Work required:
Search the material below for the word "build". Copy every line that has it.

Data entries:
● ● ● ● ●

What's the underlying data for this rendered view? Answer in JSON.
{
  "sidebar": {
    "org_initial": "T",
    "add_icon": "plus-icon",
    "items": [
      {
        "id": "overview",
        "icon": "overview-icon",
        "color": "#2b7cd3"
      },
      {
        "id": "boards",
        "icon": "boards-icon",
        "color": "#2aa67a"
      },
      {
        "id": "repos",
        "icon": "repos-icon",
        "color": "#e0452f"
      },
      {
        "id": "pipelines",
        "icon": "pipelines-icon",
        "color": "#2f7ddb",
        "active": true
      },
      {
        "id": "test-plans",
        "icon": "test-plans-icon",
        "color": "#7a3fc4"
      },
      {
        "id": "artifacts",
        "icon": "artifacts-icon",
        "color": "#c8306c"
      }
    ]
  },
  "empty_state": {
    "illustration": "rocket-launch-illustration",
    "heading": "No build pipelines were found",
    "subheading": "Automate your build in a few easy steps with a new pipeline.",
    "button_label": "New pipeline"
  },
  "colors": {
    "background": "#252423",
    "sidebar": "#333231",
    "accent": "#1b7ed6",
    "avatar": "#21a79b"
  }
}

● ● ● ● ●

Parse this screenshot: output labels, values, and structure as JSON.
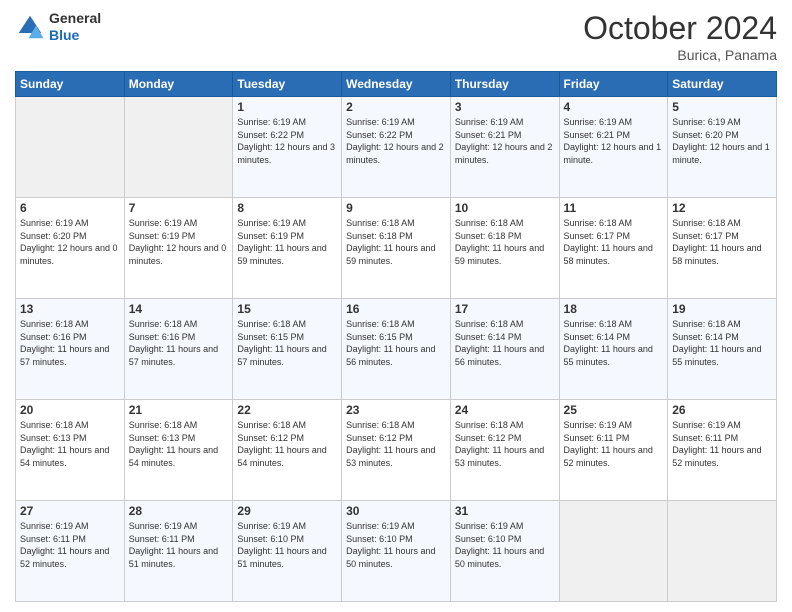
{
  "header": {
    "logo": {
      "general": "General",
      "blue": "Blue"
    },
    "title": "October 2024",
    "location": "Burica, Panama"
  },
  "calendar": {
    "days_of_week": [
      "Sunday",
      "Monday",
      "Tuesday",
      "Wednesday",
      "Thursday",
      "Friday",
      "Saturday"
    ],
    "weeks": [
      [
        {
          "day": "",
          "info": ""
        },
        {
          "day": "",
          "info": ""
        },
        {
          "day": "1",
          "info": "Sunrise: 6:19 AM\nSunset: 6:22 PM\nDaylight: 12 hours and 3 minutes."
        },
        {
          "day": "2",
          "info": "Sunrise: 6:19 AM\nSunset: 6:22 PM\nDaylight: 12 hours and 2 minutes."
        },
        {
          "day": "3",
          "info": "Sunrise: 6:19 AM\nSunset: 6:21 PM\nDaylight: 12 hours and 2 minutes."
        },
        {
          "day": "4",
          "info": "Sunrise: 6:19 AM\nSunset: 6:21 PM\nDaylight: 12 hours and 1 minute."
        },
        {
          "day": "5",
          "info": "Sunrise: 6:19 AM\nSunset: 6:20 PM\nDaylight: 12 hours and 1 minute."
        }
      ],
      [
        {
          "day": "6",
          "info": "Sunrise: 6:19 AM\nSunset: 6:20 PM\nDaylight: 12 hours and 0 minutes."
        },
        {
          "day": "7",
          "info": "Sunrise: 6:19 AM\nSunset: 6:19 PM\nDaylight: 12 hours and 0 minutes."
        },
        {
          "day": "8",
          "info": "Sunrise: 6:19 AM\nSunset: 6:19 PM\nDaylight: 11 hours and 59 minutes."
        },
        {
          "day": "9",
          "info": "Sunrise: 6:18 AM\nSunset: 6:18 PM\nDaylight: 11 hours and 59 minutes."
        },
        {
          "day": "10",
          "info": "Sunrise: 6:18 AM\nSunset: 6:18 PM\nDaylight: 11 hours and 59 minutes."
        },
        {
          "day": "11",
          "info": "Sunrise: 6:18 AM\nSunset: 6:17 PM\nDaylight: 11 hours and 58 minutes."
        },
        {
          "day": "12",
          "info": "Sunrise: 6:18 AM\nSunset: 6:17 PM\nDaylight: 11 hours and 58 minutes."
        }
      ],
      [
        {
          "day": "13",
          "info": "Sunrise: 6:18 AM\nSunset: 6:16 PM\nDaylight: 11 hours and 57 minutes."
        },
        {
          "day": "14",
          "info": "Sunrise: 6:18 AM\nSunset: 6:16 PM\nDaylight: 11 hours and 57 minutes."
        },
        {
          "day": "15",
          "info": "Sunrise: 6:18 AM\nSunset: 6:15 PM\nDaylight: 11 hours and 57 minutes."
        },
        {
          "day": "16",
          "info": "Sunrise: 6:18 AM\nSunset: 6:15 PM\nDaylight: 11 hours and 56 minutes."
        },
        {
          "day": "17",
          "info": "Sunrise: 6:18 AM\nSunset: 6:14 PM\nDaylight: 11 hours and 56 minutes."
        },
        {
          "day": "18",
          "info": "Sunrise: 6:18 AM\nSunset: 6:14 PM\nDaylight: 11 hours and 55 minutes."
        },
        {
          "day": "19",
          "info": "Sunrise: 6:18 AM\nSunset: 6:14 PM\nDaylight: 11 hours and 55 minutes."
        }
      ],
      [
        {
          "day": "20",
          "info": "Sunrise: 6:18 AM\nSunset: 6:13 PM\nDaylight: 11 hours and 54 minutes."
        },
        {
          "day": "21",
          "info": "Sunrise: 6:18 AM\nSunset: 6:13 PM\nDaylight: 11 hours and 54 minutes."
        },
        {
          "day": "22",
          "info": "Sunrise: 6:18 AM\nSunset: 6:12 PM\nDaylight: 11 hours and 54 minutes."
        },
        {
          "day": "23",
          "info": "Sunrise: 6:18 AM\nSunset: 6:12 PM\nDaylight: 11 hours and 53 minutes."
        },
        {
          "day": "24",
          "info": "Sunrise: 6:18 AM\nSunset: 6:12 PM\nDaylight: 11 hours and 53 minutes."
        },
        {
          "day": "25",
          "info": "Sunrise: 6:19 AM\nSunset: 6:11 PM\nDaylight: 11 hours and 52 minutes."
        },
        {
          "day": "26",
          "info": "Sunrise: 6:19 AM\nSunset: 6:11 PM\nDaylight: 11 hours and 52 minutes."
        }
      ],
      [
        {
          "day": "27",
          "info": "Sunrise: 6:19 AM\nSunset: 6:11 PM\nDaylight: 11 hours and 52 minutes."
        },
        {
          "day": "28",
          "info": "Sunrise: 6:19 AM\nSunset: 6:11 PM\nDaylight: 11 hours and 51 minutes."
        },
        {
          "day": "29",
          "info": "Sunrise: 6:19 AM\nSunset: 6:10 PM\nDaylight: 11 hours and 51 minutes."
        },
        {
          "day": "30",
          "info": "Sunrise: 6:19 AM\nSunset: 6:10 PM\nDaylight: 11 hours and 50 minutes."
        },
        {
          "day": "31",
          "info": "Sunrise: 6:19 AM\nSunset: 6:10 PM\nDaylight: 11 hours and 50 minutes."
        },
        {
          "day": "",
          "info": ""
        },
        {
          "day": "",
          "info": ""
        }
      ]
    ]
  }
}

● ● ● ● ●

Task result:
    "heading": "No build pipelines were found",
    "subheading": "Automate your build in a few easy steps with a new pipeline.",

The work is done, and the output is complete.